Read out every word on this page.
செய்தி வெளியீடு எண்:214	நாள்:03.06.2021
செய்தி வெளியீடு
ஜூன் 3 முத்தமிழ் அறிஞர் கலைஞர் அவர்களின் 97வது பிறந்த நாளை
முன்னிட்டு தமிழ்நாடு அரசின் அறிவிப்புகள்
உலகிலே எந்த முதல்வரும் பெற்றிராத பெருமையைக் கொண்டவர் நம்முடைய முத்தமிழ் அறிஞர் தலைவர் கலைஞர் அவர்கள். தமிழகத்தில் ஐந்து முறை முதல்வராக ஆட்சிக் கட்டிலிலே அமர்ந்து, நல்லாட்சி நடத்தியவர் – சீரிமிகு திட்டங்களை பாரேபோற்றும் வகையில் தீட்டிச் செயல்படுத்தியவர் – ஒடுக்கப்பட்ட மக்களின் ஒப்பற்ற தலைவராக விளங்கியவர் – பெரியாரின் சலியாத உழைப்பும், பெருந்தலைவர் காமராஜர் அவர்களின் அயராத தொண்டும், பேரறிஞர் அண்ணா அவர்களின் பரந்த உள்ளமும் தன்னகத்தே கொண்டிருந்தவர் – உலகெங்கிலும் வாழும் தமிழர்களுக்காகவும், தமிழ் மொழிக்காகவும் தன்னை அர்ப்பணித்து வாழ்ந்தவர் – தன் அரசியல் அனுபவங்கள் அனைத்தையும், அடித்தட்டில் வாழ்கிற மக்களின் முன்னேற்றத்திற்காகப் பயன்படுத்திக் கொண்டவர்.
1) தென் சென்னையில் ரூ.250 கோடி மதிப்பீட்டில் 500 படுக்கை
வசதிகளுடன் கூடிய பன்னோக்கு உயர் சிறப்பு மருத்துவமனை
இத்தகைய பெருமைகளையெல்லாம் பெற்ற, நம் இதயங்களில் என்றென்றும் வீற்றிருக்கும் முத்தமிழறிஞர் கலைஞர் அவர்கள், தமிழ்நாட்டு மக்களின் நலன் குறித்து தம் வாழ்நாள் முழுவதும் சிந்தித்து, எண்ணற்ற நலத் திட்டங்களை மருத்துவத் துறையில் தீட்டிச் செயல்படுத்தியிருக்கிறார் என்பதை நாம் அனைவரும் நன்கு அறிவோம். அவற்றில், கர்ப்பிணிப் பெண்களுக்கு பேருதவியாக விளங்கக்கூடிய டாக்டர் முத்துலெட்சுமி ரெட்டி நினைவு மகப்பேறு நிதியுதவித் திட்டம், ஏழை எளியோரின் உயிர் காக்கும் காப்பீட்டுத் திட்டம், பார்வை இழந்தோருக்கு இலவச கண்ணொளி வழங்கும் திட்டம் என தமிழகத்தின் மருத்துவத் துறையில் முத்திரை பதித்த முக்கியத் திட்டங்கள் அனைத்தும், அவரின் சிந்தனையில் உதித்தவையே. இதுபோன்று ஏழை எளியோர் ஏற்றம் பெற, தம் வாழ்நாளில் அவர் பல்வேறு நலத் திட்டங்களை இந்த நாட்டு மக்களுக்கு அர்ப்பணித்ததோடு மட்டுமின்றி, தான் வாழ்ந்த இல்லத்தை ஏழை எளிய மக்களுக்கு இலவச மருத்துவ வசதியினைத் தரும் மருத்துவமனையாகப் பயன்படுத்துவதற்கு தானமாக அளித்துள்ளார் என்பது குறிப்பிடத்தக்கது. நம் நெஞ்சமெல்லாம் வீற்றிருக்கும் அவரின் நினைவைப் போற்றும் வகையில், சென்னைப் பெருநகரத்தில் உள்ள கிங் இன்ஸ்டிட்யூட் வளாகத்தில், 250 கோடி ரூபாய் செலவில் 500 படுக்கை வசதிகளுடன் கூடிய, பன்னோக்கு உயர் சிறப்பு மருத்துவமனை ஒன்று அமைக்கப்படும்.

________________________

The problem
Take the data above and return it exactly.

Exercise response
Read out every word on this page.
செய்தி வெளியீடு எண்:214	நாள்:03.06.2021
செய்தி வெளியீடு
ஜூன் 3 முத்தமிழ் அறிஞர் கலைஞர் அவர்களின் 97வது பிறந்த நாளை
முன்னிட்டு தமிழ்நாடு அரசின் அறிவிப்புகள்
உலகிலே எந்த முதல்வரும் பெற்றிராத பெருமையைக் கொண்டவர் நம்முடைய முத்தமிழ் அறிஞர் தலைவர் கலைஞர் அவர்கள். தமிழகத்தில் ஐந்து முறை முதல்வராக ஆட்சிக் கட்டிலிலே அமர்ந்து, நல்லாட்சி நடத்தியவர் – சீரிமிகு திட்டங்களை பாரேபோற்றும் வகையில் தீட்டிச் செயல்படுத்தியவர் – ஒடுக்கப்பட்ட மக்களின் ஒப்பற்ற தலைவராக விளங்கியவர் – பெரியாரின் சலியாத உழைப்பும், பெருந்தலைவர் காமராஜர் அவர்களின் அயராத தொண்டும், பேரறிஞர் அண்ணா அவர்களின் பரந்த உள்ளமும் தன்னகத்தே கொண்டிருந்தவர் – உலகெங்கிலும் வாழும் தமிழர்களுக்காகவும், தமிழ் மொழிக்காகவும் தன்னை அர்ப்பணித்து வாழ்ந்தவர் – தன் அரசியல் அனுபவங்கள் அனைத்தையும், அடித்தட்டில் வாழ்கிற மக்களின் முன்னேற்றத்திற்காகப் பயன்படுத்திக் கொண்டவர்.
1) தென் சென்னையில் ரூ.250 கோடி மதிப்பீட்டில் 500 படுக்கை
வசதிகளுடன் கூடிய பன்னோக்கு உயர் சிறப்பு மருத்துவமனை
இத்தகைய பெருமைகளையெல்லாம் பெற்ற, நம் இதயங்களில் என்றென்றும் வீற்றிருக்கும் முத்தமிழறிஞர் கலைஞர் அவர்கள், தமிழ்நாட்டு மக்களின் நலன் குறித்து தம் வாழ்நாள் முழுவதும் சிந்தித்து, எண்ணற்ற நலத் திட்டங்களை மருத்துவத் துறையில் தீட்டிச் செயல்படுத்தியிருக்கிறார் என்பதை நாம் அனைவரும் நன்கு அறிவோம். அவற்றில், கர்ப்பிணிப் பெண்களுக்கு பேருதவியாக விளங்கக்கூடிய டாக்டர் முத்துலெட்சுமி ரெட்டி நினைவு மகப்பேறு நிதியுதவித் திட்டம், ஏழை எளியோரின் உயிர் காக்கும் காப்பீட்டுத் திட்டம், பார்வை இழந்தோருக்கு இலவச கண்ணொளி வழங்கும் திட்டம் என தமிழகத்தின் மருத்துவத் துறையில் முத்திரை பதித்த முக்கியத் திட்டங்கள் அனைத்தும், அவரின் சிந்தனையில் உதித்தவையே. இதுபோன்று ஏழை எளியோர் ஏற்றம் பெற, தம் வாழ்நாளில் அவர் பல்வேறு நலத் திட்டங்களை இந்த நாட்டு மக்களுக்கு அர்ப்பணித்ததோடு மட்டுமின்றி, தான் வாழ்ந்த இல்லத்தை ஏழை எளிய மக்களுக்கு இலவச மருத்துவ வசதியினைத் தரும் மருத்துவமனையாகப் பயன்படுத்துவதற்கு தானமாக அளித்துள்ளார் என்பது குறிப்பிடத்தக்கது. நம் நெஞ்சமெல்லாம் வீற்றிருக்கும் அவரின் நினைவைப் போற்றும் வகையில், சென்னைப் பெருநகரத்தில் உள்ள கிங் இன்ஸ்டிட்யூட் வளாகத்தில், 250 கோடி ரூபாய் செலவில் 500 படுக்கை வசதிகளுடன் கூடிய, பன்னோக்கு உயர் சிறப்பு மருத்துவமனை ஒன்று அமைக்கப்படும்.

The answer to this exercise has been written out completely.